§ Provided entries:
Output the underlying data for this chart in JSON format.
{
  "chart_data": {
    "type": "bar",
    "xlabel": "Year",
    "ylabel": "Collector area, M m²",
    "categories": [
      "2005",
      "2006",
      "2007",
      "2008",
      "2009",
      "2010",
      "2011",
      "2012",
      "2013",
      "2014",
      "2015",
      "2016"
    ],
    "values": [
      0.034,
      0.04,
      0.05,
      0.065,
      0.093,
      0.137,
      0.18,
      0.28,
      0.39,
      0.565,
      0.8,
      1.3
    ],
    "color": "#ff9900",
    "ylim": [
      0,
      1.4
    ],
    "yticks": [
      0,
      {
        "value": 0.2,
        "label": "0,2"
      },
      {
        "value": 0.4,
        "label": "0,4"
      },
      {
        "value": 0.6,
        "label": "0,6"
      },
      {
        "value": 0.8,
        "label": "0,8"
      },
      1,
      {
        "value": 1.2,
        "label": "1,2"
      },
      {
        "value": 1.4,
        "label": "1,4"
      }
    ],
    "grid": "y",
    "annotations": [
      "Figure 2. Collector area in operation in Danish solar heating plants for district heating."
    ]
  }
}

§ Written instruction: The data above must be returned in full, exactly as written.

§ Written answer:
Output the underlying data for this chart in JSON format.
{
  "chart_data": {
    "type": "bar",
    "xlabel": "Year",
    "ylabel": "Collector area, M m²",
    "categories": [
      "2005",
      "2006",
      "2007",
      "2008",
      "2009",
      "2010",
      "2011",
      "2012",
      "2013",
      "2014",
      "2015",
      "2016"
    ],
    "values": [
      0.034,
      0.04,
      0.05,
      0.065,
      0.093,
      0.137,
      0.18,
      0.28,
      0.39,
      0.565,
      0.8,
      1.3
    ],
    "color": "#ff9900",
    "ylim": [
      0,
      1.4
    ],
    "yticks": [
      0,
      {
        "value": 0.2,
        "label": "0,2"
      },
      {
        "value": 0.4,
        "label": "0,4"
      },
      {
        "value": 0.6,
        "label": "0,6"
      },
      {
        "value": 0.8,
        "label": "0,8"
      },
      1,
      {
        "value": 1.2,
        "label": "1,2"
      },
      {
        "value": 1.4,
        "label": "1,4"
      }
    ],
    "grid": "y",
    "annotations": [
      "Figure 2. Collector area in operation in Danish solar heating plants for district heating."
    ]
  }
}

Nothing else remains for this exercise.